### WHAT TO DO
How many of the lines here include "java"? Answer with a single number.

══ SUPPLIED MATERIAL

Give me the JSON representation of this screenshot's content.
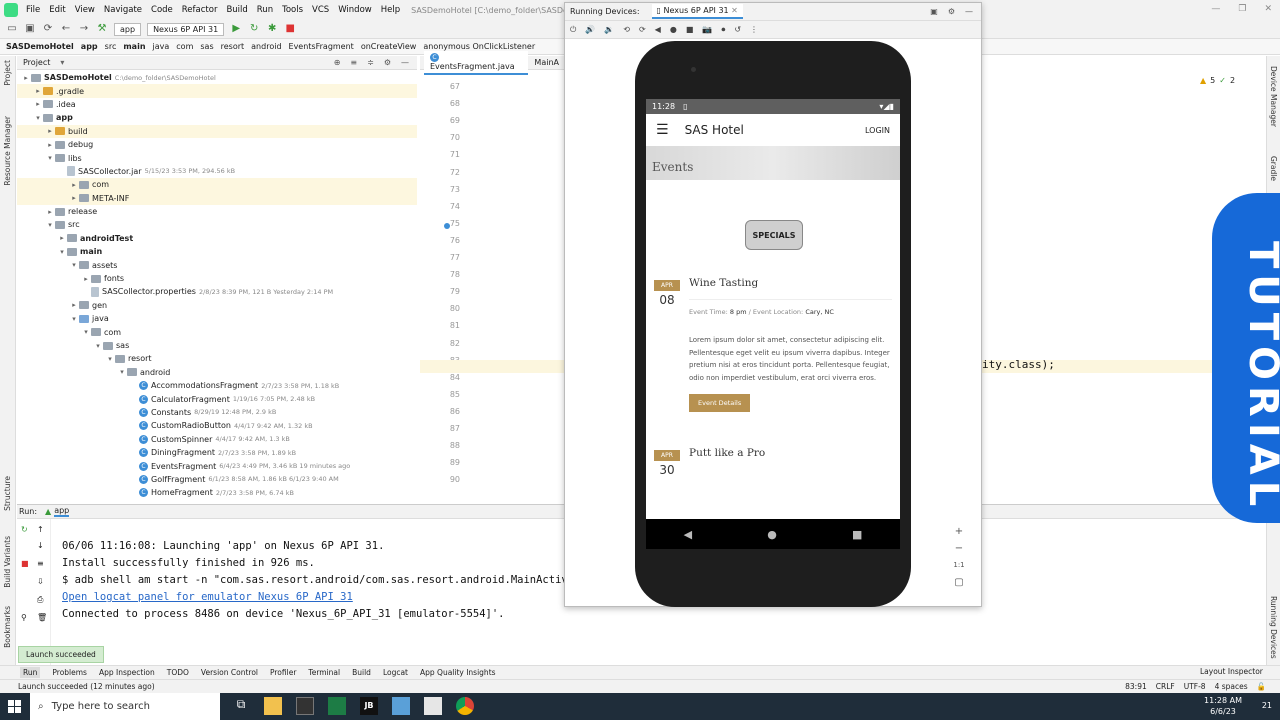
{
  "menu": [
    "File",
    "Edit",
    "View",
    "Navigate",
    "Code",
    "Refactor",
    "Build",
    "Run",
    "Tools",
    "VCS",
    "Window",
    "Help"
  ],
  "window_title": "SASDemoHotel [C:\\demo_folder\\SASDemoHotel] - Ev",
  "toolbar": {
    "run_config": "app",
    "device": "Nexus 6P API 31"
  },
  "breadcrumbs": [
    "SASDemoHotel",
    "app",
    "src",
    "main",
    "java",
    "com",
    "sas",
    "resort",
    "android",
    "EventsFragment",
    "onCreateView",
    "anonymous OnClickListener"
  ],
  "left_strip": [
    "Project",
    "Resource Manager",
    "Structure",
    "Build Variants",
    "Bookmarks"
  ],
  "right_strip": [
    "Device Manager",
    "Gradle",
    "Running Devices"
  ],
  "project": {
    "header": "Project",
    "tree": [
      {
        "depth": 0,
        "label": "SASDemoHotel",
        "meta": "C:\\demo_folder\\SASDemoHotel",
        "icon": "folder-gray",
        "bold": true
      },
      {
        "depth": 1,
        "label": ".gradle",
        "meta": "",
        "icon": "folder-orange",
        "hl": true
      },
      {
        "depth": 1,
        "label": ".idea",
        "meta": "",
        "icon": "folder-gray"
      },
      {
        "depth": 1,
        "label": "app",
        "meta": "",
        "icon": "folder-gray",
        "bold": true,
        "open": true
      },
      {
        "depth": 2,
        "label": "build",
        "meta": "",
        "icon": "folder-orange",
        "hl": true
      },
      {
        "depth": 2,
        "label": "debug",
        "meta": "",
        "icon": "folder-gray"
      },
      {
        "depth": 2,
        "label": "libs",
        "meta": "",
        "icon": "folder-gray",
        "open": true
      },
      {
        "depth": 3,
        "label": "SASCollector.jar",
        "meta": "5/15/23 3:53 PM, 294.56 kB",
        "icon": "jar"
      },
      {
        "depth": 4,
        "label": "com",
        "meta": "",
        "icon": "folder-gray",
        "hl": true
      },
      {
        "depth": 4,
        "label": "META-INF",
        "meta": "",
        "icon": "folder-gray",
        "hl": true
      },
      {
        "depth": 2,
        "label": "release",
        "meta": "",
        "icon": "folder-gray"
      },
      {
        "depth": 2,
        "label": "src",
        "meta": "",
        "icon": "folder-gray",
        "open": true
      },
      {
        "depth": 3,
        "label": "androidTest",
        "meta": "",
        "icon": "folder-gray",
        "bold": true
      },
      {
        "depth": 3,
        "label": "main",
        "meta": "",
        "icon": "folder-gray",
        "bold": true,
        "open": true
      },
      {
        "depth": 4,
        "label": "assets",
        "meta": "",
        "icon": "folder-gray",
        "open": true
      },
      {
        "depth": 5,
        "label": "fonts",
        "meta": "",
        "icon": "folder-gray"
      },
      {
        "depth": 5,
        "label": "SASCollector.properties",
        "meta": "2/8/23 8:39 PM, 121 B Yesterday 2:14 PM",
        "icon": "file"
      },
      {
        "depth": 4,
        "label": "gen",
        "meta": "",
        "icon": "folder-gray"
      },
      {
        "depth": 4,
        "label": "java",
        "meta": "",
        "icon": "folder-blue",
        "open": true
      },
      {
        "depth": 5,
        "label": "com",
        "meta": "",
        "icon": "folder-gray",
        "open": true
      },
      {
        "depth": 6,
        "label": "sas",
        "meta": "",
        "icon": "folder-gray",
        "open": true
      },
      {
        "depth": 7,
        "label": "resort",
        "meta": "",
        "icon": "folder-gray",
        "open": true
      },
      {
        "depth": 8,
        "label": "android",
        "meta": "",
        "icon": "folder-gray",
        "open": true
      },
      {
        "depth": 9,
        "label": "AccommodationsFragment",
        "meta": "2/7/23 3:58 PM, 1.18 kB",
        "icon": "class"
      },
      {
        "depth": 9,
        "label": "CalculatorFragment",
        "meta": "1/19/16 7:05 PM, 2.48 kB",
        "icon": "class"
      },
      {
        "depth": 9,
        "label": "Constants",
        "meta": "8/29/19 12:48 PM, 2.9 kB",
        "icon": "class"
      },
      {
        "depth": 9,
        "label": "CustomRadioButton",
        "meta": "4/4/17 9:42 AM, 1.32 kB",
        "icon": "class"
      },
      {
        "depth": 9,
        "label": "CustomSpinner",
        "meta": "4/4/17 9:42 AM, 1.3 kB",
        "icon": "class"
      },
      {
        "depth": 9,
        "label": "DiningFragment",
        "meta": "2/7/23 3:58 PM, 1.89 kB",
        "icon": "class"
      },
      {
        "depth": 9,
        "label": "EventsFragment",
        "meta": "6/4/23 4:49 PM, 3.46 kB 19 minutes ago",
        "icon": "class"
      },
      {
        "depth": 9,
        "label": "GolfFragment",
        "meta": "6/1/23 8:58 AM, 1.86 kB 6/1/23 9:40 AM",
        "icon": "class"
      },
      {
        "depth": 9,
        "label": "HomeFragment",
        "meta": "2/7/23 3:58 PM, 6.74 kB",
        "icon": "class"
      }
    ]
  },
  "editor": {
    "tabs": [
      "EventsFragment.java",
      "MainA"
    ],
    "line_numbers": [
      "67",
      "68",
      "69",
      "70",
      "71",
      "72",
      "73",
      "74",
      "75",
      "76",
      "77",
      "78",
      "79",
      "80",
      "81",
      "82",
      "83",
      "84",
      "85",
      "86",
      "87",
      "88",
      "89",
      "90"
    ],
    "code_fragment": "ity.class);",
    "warnings": "5",
    "warnings2": "2"
  },
  "run": {
    "label": "Run:",
    "tab": "app",
    "lines": [
      "06/06 11:16:08: Launching 'app' on Nexus 6P API 31.",
      "Install successfully finished in 926 ms.",
      "$ adb shell am start -n \"com.sas.resort.android/com.sas.resort.android.MainActivity\"",
      "Open logcat panel for emulator Nexus 6P API 31",
      "Connected to process 8486 on device 'Nexus_6P_API_31 [emulator-5554]'."
    ]
  },
  "toast": "Launch succeeded",
  "bottom_tabs": [
    "Run",
    "Problems",
    "App Inspection",
    "TODO",
    "Version Control",
    "Profiler",
    "Terminal",
    "Build",
    "Logcat",
    "App Quality Insights"
  ],
  "layout_inspector": "Layout Inspector",
  "status": {
    "message": "Launch succeeded (12 minutes ago)",
    "position": "83:91",
    "line_sep": "CRLF",
    "encoding": "UTF-8",
    "indent": "4 spaces"
  },
  "running_devices": {
    "title": "Running Devices:",
    "tab": "Nexus 6P API 31",
    "zoom": "1:1"
  },
  "phone": {
    "time": "11:28",
    "app_title": "SAS Hotel",
    "login": "LOGIN",
    "hero_title": "Events",
    "specials": "SPECIALS",
    "event1": {
      "month": "APR",
      "day": "08",
      "title": "Wine Tasting",
      "time_label": "Event Time:",
      "time": "8 pm",
      "location_label": " / Event Location:",
      "location": "Cary, NC",
      "body": "Lorem ipsum dolor sit amet, consectetur adipiscing elit. Pellentesque eget velit eu ipsum viverra dapibus. Integer pretium nisi at eros tincidunt porta. Pellentesque feugiat, odio non imperdiet vestibulum, erat orci viverra eros.",
      "button": "Event Details"
    },
    "event2": {
      "month": "APR",
      "day": "30",
      "title": "Putt like a Pro"
    }
  },
  "tutorial_banner": "TUTORIAL",
  "taskbar": {
    "search_placeholder": "Type here to search",
    "time": "11:28 AM",
    "date": "6/6/23",
    "notifications": "21"
  },
  "colors": {
    "accent": "#3d8ed6",
    "gold": "#b79150",
    "banner": "#1669d8"
  }
}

════

### WORKED SOLUTION
3